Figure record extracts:

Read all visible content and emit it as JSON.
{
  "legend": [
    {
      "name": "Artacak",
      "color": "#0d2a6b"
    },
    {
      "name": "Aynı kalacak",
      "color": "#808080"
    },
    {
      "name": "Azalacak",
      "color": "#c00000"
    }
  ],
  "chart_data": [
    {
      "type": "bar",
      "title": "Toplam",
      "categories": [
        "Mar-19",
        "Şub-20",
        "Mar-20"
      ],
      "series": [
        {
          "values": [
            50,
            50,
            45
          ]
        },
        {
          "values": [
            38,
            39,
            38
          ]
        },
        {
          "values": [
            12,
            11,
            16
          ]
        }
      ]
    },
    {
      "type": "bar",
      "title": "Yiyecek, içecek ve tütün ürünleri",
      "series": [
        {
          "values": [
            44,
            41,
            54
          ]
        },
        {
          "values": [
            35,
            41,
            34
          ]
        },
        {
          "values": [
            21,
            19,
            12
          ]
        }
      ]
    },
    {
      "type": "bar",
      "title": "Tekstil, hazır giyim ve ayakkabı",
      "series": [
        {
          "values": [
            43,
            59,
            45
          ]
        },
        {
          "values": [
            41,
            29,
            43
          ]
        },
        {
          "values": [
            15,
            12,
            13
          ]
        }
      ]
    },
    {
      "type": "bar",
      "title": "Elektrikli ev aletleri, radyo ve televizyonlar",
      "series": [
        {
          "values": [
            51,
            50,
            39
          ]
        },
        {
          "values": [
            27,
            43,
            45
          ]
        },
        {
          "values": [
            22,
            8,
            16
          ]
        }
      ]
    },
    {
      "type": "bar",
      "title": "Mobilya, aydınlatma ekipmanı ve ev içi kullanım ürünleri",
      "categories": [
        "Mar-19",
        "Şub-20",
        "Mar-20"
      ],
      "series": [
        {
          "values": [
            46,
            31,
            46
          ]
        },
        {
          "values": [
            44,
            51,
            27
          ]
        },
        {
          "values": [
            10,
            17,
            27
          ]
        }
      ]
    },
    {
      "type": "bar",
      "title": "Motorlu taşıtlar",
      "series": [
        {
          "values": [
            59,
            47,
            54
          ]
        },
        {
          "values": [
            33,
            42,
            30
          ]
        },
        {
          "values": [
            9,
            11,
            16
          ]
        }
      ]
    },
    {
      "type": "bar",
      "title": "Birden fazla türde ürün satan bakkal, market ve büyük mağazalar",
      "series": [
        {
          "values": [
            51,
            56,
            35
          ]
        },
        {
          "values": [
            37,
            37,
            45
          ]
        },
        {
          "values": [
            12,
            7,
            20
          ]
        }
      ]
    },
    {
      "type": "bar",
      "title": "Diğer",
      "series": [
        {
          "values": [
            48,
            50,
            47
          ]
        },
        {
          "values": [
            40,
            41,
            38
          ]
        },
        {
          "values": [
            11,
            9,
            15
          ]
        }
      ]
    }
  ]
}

* _EXERCISE DESCRIPTION_
Identify the lines above with the word "ürünleri". Copy them.

* _TASK SOLUTION_
      "title": "Yiyecek, içecek ve tütün ürünleri",
      "title": "Mobilya, aydınlatma ekipmanı ve ev içi kullanım ürünleri",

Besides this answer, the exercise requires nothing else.